◆ What to produce ◆
Show every line in the records below that contains the word "this".

[Data extracted from a collection]
########

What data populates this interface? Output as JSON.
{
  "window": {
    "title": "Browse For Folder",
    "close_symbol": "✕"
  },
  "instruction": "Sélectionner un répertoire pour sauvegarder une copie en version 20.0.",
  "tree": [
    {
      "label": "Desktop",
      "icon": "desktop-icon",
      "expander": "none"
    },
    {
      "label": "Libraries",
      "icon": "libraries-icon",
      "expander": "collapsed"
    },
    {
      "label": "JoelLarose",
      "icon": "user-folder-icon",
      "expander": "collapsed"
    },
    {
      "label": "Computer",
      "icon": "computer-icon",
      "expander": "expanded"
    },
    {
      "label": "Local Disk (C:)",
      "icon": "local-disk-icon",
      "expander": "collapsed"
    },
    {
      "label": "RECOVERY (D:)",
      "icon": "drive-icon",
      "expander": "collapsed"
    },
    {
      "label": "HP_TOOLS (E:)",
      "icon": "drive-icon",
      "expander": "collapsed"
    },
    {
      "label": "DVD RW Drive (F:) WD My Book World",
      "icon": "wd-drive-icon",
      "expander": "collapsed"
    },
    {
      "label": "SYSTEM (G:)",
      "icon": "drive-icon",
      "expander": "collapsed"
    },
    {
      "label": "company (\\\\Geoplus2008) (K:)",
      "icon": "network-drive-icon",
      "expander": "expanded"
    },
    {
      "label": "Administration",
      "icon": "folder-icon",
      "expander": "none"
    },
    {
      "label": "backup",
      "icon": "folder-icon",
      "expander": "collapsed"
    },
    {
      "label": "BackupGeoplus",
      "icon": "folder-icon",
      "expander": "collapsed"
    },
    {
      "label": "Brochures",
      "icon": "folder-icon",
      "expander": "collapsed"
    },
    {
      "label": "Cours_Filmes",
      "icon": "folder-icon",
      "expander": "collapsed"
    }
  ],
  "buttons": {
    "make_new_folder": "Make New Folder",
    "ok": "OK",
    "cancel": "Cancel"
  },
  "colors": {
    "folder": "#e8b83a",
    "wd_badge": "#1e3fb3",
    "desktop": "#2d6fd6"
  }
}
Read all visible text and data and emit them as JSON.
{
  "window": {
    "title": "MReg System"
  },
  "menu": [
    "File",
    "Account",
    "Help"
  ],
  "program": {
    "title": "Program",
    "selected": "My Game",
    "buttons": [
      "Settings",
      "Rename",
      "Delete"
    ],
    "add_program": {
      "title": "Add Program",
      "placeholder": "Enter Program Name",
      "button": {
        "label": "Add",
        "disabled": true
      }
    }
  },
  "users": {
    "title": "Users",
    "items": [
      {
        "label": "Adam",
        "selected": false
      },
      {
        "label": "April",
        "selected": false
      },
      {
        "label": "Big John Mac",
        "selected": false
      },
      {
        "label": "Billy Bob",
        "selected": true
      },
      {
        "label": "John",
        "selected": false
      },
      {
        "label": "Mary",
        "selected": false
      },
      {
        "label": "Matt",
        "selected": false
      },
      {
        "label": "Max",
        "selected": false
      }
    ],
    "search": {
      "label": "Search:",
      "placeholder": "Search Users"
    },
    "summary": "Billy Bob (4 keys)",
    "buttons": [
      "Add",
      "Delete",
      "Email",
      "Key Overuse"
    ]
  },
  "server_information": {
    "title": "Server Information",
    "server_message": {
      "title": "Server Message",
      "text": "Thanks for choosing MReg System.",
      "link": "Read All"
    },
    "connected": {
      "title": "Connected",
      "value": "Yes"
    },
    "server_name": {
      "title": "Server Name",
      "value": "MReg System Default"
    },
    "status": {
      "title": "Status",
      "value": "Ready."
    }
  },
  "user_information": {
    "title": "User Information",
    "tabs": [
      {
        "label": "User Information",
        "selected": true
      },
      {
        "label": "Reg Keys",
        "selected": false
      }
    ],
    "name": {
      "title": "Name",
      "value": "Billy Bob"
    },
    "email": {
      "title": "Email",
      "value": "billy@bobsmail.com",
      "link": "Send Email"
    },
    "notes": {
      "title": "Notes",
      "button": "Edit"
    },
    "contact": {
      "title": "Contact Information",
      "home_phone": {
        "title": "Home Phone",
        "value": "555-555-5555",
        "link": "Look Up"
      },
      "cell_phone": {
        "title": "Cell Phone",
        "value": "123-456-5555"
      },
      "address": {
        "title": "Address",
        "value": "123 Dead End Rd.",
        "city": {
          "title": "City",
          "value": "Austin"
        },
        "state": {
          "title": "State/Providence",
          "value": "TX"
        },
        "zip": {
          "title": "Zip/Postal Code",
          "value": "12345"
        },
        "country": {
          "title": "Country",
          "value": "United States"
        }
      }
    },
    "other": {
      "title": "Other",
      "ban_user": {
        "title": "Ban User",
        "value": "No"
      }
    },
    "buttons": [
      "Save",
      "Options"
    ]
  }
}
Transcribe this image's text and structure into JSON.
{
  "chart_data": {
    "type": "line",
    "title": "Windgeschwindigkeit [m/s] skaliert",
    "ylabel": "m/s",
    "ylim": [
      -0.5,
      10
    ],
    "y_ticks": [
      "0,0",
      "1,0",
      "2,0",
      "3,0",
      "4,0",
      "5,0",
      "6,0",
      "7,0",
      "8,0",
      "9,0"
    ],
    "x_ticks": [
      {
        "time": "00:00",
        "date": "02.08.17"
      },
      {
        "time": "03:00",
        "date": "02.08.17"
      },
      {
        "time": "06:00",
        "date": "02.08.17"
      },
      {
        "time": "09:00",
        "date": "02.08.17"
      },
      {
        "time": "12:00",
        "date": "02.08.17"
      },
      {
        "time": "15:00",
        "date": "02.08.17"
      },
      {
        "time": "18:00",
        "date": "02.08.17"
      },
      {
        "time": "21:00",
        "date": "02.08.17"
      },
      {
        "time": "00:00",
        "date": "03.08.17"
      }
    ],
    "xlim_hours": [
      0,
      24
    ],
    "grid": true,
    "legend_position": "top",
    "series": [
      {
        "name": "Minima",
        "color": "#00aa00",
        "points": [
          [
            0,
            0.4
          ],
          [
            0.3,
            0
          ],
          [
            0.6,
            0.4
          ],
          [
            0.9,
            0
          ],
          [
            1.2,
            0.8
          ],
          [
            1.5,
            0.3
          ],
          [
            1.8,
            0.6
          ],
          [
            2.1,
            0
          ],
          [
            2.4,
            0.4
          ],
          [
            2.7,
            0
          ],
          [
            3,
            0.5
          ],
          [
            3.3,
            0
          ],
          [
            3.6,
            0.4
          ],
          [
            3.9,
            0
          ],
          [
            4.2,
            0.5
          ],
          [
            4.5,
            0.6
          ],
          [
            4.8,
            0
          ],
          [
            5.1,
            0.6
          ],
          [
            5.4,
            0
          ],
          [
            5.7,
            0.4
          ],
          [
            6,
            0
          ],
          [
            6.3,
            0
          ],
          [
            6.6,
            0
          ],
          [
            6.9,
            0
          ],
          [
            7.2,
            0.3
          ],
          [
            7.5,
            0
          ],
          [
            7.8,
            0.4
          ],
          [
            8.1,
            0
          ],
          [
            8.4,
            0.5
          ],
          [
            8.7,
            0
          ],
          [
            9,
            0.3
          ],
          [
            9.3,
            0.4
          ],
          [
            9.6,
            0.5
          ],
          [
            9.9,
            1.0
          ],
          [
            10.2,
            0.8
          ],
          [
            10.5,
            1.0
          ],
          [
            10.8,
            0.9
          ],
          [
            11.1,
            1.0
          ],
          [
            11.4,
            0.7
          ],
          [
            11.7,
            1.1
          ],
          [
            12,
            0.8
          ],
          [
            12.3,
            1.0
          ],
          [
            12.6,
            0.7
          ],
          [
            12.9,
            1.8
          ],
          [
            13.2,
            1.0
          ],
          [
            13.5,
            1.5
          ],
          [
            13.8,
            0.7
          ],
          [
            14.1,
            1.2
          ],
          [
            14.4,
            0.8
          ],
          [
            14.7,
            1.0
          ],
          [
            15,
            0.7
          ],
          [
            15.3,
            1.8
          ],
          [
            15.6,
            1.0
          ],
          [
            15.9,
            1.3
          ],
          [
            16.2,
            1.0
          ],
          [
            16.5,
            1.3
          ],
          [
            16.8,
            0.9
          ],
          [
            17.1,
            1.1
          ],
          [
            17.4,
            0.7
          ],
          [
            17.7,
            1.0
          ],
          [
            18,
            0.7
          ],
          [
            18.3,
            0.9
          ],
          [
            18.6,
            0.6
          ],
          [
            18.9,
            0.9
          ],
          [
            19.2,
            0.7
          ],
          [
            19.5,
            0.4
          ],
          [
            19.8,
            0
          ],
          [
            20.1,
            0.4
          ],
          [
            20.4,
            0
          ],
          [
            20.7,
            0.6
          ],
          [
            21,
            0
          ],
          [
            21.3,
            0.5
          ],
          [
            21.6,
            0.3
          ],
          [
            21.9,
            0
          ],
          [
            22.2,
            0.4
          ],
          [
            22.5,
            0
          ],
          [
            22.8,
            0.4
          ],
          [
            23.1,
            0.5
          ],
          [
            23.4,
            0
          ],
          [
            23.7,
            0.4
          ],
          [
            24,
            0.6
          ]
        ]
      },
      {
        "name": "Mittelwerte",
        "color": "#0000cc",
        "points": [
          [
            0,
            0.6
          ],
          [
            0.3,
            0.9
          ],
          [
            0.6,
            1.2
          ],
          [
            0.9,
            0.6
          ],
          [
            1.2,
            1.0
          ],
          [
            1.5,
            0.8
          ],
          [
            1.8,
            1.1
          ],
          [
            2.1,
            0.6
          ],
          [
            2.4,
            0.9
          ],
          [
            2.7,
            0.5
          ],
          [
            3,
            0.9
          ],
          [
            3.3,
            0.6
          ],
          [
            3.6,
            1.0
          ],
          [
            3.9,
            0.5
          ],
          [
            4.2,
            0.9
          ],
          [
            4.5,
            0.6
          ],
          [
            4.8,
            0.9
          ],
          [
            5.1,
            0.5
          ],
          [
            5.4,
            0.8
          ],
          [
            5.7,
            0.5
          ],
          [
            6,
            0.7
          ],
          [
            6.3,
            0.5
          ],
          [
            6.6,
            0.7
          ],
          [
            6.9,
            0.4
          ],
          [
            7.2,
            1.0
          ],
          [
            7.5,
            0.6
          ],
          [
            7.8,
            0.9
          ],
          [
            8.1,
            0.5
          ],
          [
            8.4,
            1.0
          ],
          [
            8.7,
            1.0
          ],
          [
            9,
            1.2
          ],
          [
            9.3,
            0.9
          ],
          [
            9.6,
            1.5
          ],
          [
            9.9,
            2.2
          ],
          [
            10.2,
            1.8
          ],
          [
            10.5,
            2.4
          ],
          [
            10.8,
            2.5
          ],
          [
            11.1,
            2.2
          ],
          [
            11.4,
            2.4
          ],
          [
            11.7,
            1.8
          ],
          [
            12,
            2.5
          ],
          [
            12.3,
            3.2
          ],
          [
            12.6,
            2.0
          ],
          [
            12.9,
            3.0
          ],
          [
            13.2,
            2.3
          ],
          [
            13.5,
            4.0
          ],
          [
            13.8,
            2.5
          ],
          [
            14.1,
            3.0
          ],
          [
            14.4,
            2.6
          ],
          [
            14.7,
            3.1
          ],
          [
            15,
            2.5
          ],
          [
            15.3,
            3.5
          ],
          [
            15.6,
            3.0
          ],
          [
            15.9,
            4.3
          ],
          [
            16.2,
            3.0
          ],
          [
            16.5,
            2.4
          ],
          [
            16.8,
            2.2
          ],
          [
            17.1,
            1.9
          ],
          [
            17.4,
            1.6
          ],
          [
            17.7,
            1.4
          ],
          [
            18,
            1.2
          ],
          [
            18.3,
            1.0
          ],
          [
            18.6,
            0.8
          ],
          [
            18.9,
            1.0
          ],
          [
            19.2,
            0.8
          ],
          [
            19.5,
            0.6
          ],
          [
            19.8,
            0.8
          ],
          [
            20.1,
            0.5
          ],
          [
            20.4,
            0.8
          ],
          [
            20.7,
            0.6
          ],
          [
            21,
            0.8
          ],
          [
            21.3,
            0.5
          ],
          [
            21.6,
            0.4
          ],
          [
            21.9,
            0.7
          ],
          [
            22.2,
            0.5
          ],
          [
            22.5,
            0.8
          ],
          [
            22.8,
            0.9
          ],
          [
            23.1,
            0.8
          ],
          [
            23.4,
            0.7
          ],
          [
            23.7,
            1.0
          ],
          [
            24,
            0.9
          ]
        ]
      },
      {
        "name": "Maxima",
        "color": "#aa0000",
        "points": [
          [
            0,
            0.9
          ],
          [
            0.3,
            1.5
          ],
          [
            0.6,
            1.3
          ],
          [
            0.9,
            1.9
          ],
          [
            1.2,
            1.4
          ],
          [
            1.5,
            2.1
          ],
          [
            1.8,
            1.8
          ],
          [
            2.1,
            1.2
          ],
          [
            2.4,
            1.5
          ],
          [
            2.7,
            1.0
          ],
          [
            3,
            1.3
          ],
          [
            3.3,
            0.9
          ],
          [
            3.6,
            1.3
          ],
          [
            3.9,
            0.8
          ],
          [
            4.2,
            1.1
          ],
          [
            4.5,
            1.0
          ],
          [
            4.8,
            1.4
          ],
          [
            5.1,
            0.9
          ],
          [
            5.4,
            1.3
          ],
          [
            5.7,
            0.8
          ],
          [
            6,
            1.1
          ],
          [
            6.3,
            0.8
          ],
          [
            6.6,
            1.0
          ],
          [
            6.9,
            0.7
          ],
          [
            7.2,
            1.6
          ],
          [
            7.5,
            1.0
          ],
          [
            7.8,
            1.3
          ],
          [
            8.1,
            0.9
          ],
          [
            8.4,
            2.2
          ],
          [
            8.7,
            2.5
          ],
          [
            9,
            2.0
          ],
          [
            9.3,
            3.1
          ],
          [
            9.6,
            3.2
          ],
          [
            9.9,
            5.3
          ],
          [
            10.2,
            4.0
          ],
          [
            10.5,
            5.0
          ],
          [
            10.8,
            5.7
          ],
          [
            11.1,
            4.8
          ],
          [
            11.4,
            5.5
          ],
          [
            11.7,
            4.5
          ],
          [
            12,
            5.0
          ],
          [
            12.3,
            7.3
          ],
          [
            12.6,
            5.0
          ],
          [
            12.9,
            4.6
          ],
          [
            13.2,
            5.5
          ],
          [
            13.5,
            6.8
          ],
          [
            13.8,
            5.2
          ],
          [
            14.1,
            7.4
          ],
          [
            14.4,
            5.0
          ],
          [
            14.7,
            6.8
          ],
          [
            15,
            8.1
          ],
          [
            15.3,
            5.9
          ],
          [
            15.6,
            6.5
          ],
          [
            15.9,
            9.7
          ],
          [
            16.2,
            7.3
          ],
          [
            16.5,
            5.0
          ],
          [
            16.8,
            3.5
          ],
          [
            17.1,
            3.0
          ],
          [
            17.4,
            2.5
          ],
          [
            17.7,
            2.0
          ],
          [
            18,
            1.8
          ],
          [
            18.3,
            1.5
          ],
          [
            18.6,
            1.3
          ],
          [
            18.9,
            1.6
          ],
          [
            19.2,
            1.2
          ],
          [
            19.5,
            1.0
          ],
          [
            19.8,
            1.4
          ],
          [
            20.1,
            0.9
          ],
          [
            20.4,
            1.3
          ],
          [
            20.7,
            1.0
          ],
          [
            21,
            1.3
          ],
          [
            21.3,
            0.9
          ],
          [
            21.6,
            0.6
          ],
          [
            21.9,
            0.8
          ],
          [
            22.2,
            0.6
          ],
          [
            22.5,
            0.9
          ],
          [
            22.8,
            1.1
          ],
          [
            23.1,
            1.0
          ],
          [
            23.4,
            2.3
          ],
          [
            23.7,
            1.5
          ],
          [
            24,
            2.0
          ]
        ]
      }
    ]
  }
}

########

◆ Final result ◆
What data populates this interface? Output as JSON.
Transcribe this image's text and structure into JSON.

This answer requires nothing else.